--- DATASET ENTRIES ---

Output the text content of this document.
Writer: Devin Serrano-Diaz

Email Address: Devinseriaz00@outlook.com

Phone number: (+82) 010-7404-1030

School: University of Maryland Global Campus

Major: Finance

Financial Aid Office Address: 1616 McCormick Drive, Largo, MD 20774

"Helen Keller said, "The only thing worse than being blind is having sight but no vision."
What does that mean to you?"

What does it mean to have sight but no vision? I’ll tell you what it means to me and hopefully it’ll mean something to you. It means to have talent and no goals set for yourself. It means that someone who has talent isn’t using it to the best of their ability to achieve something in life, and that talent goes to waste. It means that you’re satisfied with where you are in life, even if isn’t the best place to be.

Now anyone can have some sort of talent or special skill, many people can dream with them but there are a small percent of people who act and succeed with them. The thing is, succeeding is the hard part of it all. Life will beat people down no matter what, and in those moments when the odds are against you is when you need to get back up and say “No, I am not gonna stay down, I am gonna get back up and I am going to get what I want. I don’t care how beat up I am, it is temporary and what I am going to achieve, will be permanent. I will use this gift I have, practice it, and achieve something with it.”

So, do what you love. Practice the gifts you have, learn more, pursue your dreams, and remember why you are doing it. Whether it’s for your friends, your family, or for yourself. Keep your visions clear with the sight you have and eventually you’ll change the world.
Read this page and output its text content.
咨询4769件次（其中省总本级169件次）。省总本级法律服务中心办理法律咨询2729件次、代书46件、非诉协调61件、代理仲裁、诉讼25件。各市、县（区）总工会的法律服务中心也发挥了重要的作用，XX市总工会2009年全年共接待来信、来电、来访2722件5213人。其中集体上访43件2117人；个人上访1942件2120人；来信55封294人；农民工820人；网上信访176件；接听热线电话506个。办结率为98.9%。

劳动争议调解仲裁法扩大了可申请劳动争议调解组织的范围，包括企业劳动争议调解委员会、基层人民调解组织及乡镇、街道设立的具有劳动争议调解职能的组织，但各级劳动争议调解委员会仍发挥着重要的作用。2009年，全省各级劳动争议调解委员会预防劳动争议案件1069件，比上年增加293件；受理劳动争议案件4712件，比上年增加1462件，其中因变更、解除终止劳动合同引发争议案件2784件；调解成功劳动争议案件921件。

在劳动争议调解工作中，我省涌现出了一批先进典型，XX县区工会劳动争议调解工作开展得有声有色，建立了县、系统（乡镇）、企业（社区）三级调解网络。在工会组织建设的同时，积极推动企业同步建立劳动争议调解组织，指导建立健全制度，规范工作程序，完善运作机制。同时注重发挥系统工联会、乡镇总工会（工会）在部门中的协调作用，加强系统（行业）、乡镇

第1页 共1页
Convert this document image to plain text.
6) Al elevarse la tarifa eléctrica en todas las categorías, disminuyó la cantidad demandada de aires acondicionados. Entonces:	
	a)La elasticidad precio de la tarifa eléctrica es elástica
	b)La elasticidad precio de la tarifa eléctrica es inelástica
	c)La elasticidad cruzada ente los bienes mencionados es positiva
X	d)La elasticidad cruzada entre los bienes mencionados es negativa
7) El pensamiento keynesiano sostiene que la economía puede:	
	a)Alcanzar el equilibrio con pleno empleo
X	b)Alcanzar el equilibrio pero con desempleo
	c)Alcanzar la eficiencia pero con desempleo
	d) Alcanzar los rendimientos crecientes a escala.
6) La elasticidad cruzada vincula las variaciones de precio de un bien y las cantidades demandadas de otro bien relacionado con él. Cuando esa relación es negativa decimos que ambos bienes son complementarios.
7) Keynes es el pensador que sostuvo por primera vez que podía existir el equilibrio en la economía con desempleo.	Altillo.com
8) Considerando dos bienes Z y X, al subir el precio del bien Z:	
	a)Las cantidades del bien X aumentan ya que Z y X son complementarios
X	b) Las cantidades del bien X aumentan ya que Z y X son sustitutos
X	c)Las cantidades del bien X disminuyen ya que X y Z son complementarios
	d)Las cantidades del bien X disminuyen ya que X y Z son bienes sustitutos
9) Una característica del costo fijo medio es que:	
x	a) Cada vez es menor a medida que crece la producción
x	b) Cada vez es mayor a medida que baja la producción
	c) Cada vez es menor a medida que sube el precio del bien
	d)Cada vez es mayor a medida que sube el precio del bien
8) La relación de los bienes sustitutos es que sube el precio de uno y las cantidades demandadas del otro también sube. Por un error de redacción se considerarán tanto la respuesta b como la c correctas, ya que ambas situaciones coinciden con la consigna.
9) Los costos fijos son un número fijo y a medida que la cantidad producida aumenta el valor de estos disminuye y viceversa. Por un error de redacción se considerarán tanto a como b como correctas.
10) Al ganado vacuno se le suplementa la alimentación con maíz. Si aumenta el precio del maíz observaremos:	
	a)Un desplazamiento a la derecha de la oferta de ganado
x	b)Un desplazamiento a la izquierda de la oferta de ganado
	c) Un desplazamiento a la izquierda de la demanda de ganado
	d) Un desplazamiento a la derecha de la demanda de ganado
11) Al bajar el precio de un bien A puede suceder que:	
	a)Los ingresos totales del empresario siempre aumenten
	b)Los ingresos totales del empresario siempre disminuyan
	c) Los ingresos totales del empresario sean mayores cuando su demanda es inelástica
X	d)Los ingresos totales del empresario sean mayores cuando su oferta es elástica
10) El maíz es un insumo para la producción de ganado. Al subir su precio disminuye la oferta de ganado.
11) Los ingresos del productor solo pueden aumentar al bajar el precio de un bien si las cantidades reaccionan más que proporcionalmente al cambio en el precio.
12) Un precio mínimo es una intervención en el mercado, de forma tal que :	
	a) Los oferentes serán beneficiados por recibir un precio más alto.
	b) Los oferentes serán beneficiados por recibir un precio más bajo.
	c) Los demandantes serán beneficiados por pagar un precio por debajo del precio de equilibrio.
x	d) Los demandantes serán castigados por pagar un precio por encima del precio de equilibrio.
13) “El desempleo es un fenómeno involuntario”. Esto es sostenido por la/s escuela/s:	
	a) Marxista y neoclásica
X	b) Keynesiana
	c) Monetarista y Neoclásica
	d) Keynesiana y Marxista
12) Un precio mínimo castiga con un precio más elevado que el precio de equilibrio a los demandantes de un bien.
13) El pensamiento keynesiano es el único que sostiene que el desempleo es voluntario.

---

AIM ->
In the material above, show every line where the word "sostiene" turns up.

EXERCISE RESULT ->
7) El pensamiento keynesiano sostiene que la economía puede:	
13) El pensamiento keynesiano es el único que sostiene que el desempleo es voluntario.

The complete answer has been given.